Please rewrite the material as a JSON list of strings, one string per line, from its first line up to and including the line with "table3-subcol: AP30↑ (257, 620, 333, 644)", leaving out blank lines.

>> START DATA SECTION

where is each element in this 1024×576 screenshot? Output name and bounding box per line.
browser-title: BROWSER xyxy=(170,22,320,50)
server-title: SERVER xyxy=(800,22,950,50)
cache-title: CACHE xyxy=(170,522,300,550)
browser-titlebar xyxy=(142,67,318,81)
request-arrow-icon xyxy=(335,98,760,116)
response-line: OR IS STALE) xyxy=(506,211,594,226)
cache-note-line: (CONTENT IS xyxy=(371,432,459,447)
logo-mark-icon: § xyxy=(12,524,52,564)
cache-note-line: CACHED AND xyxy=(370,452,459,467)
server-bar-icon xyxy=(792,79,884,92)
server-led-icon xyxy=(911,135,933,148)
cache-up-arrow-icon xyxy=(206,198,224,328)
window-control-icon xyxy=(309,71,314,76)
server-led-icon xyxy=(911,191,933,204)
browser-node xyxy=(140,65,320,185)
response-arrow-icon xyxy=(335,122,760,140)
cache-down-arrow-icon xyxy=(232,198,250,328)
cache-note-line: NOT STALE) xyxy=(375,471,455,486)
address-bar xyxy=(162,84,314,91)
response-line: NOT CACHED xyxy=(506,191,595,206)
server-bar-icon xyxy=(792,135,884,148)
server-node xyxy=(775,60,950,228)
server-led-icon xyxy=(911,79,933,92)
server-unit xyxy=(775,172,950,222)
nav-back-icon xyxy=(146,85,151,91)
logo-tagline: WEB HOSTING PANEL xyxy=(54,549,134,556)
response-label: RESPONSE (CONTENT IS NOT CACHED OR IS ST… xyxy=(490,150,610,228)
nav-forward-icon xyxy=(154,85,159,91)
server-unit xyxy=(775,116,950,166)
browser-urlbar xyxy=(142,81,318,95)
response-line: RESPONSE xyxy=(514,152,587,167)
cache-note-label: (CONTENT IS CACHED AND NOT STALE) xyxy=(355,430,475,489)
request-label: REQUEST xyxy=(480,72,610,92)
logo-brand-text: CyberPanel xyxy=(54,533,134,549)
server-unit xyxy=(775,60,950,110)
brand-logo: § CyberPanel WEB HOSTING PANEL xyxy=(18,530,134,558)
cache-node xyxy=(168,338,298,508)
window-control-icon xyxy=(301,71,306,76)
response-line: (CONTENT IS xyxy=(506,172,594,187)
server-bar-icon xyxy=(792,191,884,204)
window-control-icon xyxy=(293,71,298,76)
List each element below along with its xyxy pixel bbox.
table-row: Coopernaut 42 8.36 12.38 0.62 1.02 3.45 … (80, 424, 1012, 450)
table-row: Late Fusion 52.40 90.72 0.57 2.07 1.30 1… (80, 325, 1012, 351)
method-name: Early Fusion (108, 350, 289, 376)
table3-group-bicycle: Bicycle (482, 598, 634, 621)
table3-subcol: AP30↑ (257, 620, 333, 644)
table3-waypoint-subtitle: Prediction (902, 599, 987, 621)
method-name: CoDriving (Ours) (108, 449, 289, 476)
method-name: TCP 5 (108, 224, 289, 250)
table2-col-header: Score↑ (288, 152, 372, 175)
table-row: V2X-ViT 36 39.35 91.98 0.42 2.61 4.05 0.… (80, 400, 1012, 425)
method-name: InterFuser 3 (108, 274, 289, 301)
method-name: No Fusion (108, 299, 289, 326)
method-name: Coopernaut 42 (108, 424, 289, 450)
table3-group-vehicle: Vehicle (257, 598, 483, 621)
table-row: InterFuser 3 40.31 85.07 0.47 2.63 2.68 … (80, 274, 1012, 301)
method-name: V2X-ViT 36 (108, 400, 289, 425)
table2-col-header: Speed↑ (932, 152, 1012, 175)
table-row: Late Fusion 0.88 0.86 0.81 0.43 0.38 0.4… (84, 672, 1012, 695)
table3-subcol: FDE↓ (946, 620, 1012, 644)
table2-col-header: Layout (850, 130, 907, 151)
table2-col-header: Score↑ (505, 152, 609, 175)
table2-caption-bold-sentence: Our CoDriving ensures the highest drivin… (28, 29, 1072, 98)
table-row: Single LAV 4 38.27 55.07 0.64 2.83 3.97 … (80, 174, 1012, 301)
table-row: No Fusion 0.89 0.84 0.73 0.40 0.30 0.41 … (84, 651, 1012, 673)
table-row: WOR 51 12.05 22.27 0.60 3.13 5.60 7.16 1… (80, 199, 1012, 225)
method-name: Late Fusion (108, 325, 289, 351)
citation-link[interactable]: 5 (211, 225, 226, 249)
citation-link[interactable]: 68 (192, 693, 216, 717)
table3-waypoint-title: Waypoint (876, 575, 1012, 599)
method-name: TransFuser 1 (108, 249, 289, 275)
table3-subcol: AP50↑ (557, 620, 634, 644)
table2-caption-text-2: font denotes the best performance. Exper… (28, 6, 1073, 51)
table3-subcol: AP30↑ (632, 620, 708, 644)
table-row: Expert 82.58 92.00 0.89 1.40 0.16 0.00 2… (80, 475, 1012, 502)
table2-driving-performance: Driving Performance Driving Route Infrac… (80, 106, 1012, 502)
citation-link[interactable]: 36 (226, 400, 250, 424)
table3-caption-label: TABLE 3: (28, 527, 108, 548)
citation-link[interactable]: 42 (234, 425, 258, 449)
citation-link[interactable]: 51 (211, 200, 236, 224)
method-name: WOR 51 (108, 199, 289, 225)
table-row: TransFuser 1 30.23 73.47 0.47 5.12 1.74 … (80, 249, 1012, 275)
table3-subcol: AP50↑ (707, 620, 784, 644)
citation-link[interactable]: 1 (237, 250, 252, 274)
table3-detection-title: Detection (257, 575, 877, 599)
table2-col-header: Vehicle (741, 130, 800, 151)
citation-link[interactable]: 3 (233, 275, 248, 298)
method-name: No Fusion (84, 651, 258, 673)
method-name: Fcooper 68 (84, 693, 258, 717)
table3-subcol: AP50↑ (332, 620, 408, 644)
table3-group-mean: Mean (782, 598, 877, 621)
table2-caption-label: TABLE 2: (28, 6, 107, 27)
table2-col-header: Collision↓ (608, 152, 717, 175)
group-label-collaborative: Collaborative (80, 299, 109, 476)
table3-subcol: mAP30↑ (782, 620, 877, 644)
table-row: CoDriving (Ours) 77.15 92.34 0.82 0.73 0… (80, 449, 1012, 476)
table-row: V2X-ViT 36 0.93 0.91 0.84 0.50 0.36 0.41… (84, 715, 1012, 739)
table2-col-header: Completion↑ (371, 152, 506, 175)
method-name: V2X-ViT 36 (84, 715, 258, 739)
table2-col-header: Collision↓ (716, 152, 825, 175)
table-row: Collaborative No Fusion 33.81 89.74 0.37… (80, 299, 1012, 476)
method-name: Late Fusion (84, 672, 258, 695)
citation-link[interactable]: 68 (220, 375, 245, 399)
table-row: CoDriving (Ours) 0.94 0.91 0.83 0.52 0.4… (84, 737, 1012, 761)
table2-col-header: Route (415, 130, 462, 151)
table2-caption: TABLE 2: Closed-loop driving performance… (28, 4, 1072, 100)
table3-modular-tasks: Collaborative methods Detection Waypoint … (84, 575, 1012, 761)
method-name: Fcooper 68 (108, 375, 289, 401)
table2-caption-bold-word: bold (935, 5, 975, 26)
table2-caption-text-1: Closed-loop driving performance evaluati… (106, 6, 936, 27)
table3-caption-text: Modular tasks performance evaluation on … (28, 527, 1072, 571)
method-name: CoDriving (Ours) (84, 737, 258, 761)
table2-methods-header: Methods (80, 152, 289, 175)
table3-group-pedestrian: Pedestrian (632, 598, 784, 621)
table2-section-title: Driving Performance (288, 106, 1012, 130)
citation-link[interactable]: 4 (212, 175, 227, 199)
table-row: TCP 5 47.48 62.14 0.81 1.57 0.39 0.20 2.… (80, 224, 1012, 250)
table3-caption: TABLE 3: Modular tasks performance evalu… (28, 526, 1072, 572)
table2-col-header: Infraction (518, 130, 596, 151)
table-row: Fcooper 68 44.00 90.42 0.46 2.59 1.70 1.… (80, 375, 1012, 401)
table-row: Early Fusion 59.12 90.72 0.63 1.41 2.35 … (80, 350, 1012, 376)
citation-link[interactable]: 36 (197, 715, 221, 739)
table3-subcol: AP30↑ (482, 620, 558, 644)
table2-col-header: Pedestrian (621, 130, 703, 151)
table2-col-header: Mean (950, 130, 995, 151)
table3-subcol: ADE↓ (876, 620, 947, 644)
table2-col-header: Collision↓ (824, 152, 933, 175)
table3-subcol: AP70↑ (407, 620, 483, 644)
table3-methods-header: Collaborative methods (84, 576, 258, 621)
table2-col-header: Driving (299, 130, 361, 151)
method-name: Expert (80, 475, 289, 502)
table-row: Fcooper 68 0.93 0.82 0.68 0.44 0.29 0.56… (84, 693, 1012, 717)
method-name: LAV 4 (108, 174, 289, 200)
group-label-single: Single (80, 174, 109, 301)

>> END DATA SECTION

> RESPONSE
[
  "where is each element in this 1024×576 screenshot? Output name and bounding box per line.",
  "browser-title: BROWSER xyxy=(170,22,320,50)",
  "server-title: SERVER xyxy=(800,22,950,50)",
  "cache-title: CACHE xyxy=(170,522,300,550)",
  "browser-titlebar xyxy=(142,67,318,81)",
  "request-arrow-icon xyxy=(335,98,760,116)",
  "response-line: OR IS STALE) xyxy=(506,211,594,226)",
  "cache-note-line: (CONTENT IS xyxy=(371,432,459,447)",
  "logo-mark-icon: § xyxy=(12,524,52,564)",
  "cache-note-line: CACHED AND xyxy=(370,452,459,467)",
  "server-bar-icon xyxy=(792,79,884,92)",
  "server-led-icon xyxy=(911,135,933,148)",
  "cache-up-arrow-icon xyxy=(206,198,224,328)",
  "window-control-icon xyxy=(309,71,314,76)",
  "server-led-icon xyxy=(911,191,933,204)",
  "browser-node xyxy=(140,65,320,185)",
  "response-arrow-icon xyxy=(335,122,760,140)",
  "cache-down-arrow-icon xyxy=(232,198,250,328)",
  "cache-note-line: NOT STALE) xyxy=(375,471,455,486)",
  "address-bar xyxy=(162,84,314,91)",
  "response-line: NOT CACHED xyxy=(506,191,595,206)",
  "server-bar-icon xyxy=(792,135,884,148)",
  "server-node xyxy=(775,60,950,228)",
  "server-led-icon xyxy=(911,79,933,92)",
  "server-unit xyxy=(775,172,950,222)",
  "nav-back-icon xyxy=(146,85,151,91)",
  "logo-tagline: WEB HOSTING PANEL xyxy=(54,549,134,556)",
  "response-label: RESPONSE (CONTENT IS NOT CACHED OR IS ST… xyxy=(490,150,610,228)",
  "nav-forward-icon xyxy=(154,85,159,91)",
  "server-unit xyxy=(775,116,950,166)",
  "browser-urlbar xyxy=(142,81,318,95)",
  "response-line: RESPONSE xyxy=(514,152,587,167)",
  "cache-note-label: (CONTENT IS CACHED AND NOT STALE) xyxy=(355,430,475,489)",
  "request-label: REQUEST xyxy=(480,72,610,92)",
  "logo-brand-text: CyberPanel xyxy=(54,533,134,549)",
  "server-unit xyxy=(775,60,950,110)",
  "brand-logo: § CyberPanel WEB HOSTING PANEL xyxy=(18,530,134,558)",
  "cache-node xyxy=(168,338,298,508)",
  "window-control-icon xyxy=(301,71,306,76)",
  "response-line: (CONTENT IS xyxy=(506,172,594,187)",
  "server-bar-icon xyxy=(792,191,884,204)",
  "window-control-icon xyxy=(293,71,298,76)",
  "List each element below along with its xyxy pixel bbox.",
  "table-row: Coopernaut 42 8.36 12.38 0.62 1.02 3.45 … (80, 424, 1012, 450)",
  "table-row: Late Fusion 52.40 90.72 0.57 2.07 1.30 1… (80, 325, 1012, 351)",
  "method-name: Early Fusion (108, 350, 289, 376)",
  "table3-group-bicycle: Bicycle (482, 598, 634, 621)",
  "table3-subcol: AP30↑ (257, 620, 333, 644)"
]